SOURCE TEXT START

DIGITAL LIBRARY
DIGITAL MATHS PREPARATION COURSE IN MASTER CRAFTSMAN TRAINING - A PSEUDONYMOUS MULTIMETHOD EXPERIMENTAL STUDY
University of Passau (GERMANY)
About this paper:
Appears in: EDULEARN23 Proceedings
Publication year: 2023
Pages: 1555-1564
ISBN: 978-84-09-52151-7
ISSN: 2340-1117
doi: 10.21125/edulearn.2023.0480
Conference name: 15th International Conference on Education and New Learning Technologies
Dates: 3-5 July, 2023
Location: Palma, Spain
Abstract:
The class composition in master craftsman training is particularly heterogeneous due to the different professional experience, educational backgrounds and ages of the participants. The basic mathematical knowledge differs greatly before the start of the course, which is the basis for problem solving, especially in technical fields of action. Thus, courses in master craftsman training are faced with balancing out different levels of prior knowledge and enabling cognitive connectivity. The aim of this research is therefore to investigate whether e-learning-based mathematics courses can replace face-to-face courses for prospective master craftsmen in terms of motivation, mathematical knowledge and cognitive load.

To counteract heterogeneity of learning groups, methods for internal differentiation of learning material can be combined with digital learning modules. Through self-regulated processing of mathematical tasks and problems, learners become aware of knowledge gaps through automatic feedback. However, digital internal differentiation is still a research gap in vocational education and training. As learners in master craftsman training are adults who have been working for a longer period, differences in the achievement of cognitive learning goals or acceptance of the training are to be expected compared to pupils and students. Both groups receive a one-week basic mathematics course with the same content. In the experimental group (EG), this course is held in self-directed digital modules and in the control group (CG) in a classroom setting.

This paper compares the EG, which consists of automotive engineering master craftsmen students, with the CG, which is composed of precision engineering master craftsmen students. Overall, a mixed-methods approach was chosen, which uses qualitative guided interviews in addition to quantitative data collection in the form of a two-group plan pre-post test. The qualitative data is analysed using structured qualitative content analysis according to Mayring and Fenzl (2019). Furthermore, in the quantitative analysis, a random sample is drawn from the quasi-experimental sample and analysed by the same parameters to compensate for demographic differences between the groups. To determine the differences between the EG and CG, T-tests and U-tests were used.

SOURCE TEXT END
DATA EXCERPTS START

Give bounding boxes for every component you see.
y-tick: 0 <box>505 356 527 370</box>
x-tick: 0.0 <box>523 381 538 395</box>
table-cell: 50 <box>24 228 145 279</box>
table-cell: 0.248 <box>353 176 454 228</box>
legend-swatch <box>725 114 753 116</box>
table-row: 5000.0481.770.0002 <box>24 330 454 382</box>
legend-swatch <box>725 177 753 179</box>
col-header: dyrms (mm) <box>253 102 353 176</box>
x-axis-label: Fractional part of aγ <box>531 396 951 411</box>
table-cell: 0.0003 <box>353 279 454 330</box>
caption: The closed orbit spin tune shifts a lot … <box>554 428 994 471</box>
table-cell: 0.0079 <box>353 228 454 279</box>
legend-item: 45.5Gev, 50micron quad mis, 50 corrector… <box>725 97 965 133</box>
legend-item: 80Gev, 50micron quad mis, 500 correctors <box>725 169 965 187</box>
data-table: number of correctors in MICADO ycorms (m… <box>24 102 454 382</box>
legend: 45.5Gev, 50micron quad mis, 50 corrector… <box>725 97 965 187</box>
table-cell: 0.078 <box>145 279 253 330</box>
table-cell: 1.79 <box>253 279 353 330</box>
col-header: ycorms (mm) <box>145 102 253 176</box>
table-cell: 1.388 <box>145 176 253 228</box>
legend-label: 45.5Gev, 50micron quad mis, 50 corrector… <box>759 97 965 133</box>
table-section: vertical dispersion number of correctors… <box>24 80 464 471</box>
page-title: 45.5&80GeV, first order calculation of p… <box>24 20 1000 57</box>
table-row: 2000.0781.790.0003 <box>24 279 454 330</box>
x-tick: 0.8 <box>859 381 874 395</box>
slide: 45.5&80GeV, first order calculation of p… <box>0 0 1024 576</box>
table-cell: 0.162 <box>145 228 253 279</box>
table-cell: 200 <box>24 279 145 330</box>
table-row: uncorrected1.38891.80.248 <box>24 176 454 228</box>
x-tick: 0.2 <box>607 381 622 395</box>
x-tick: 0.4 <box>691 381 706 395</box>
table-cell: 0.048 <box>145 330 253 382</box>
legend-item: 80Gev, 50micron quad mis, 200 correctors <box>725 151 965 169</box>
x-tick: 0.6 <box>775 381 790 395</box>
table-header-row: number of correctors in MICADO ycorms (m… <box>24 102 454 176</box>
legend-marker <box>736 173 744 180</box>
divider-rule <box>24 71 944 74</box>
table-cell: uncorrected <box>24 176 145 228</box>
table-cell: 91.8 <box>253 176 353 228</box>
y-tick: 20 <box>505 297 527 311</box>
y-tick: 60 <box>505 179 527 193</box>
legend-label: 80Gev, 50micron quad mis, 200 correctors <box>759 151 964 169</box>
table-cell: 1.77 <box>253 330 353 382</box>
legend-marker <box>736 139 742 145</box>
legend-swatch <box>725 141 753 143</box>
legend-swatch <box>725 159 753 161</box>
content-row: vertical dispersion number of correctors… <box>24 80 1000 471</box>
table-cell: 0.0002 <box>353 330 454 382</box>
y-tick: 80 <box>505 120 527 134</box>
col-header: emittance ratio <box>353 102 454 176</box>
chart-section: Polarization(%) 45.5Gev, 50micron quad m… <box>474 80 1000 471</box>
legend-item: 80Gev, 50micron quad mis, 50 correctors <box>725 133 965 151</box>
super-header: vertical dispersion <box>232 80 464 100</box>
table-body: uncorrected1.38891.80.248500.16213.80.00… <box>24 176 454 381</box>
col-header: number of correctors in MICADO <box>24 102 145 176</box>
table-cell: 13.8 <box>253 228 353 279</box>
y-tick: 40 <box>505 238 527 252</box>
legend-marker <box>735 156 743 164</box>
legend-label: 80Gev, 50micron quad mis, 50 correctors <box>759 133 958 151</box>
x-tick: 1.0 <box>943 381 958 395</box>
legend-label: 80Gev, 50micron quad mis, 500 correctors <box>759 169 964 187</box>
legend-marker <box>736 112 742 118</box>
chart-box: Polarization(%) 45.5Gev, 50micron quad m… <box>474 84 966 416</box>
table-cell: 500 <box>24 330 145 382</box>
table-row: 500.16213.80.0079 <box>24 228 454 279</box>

DATA EXCERPTS END

Pick up the abstract on the digital maths course for master craftsman training where it stops, and continue it after its last sentence.

There are significant differences in overall knowledge (t(9)=-4.247, p=0.004) and one sub-scale of motivation (probability of success, t(6)=-2.486, p=0.047) in favour of the CG. One possible explanation are the problems with the technology of the digital learning modules mentioned in the interviews. One approach to solving this could be additional training in using the learning platform. In the qualitative interviews both groups perceived a subjective learning success. Significant differences in the cognitive load of the participants were only found in the pretest of the controlled sample. The EG has a higher intrinsic cognitive load (t(6)=2.935, p=0.026), which can be attributed to a lack of prior knowledge. The results shows that the use of mathematical digital learning modules cannot replace the repetition of content in presence. Thus, to solve the problem of the heterogeneity in prior knowledge in master craftsman classes, digital learning modules do not suffice. In the future, it is advisable to try out a blended learning approach to combine the advantages of individualised digital learning opportunities and collaborative classroom phases.
Keywords:
Adult education, vocational education, e-learning, mathematical knowledge, master craftsmen, experimental study, mixed methods.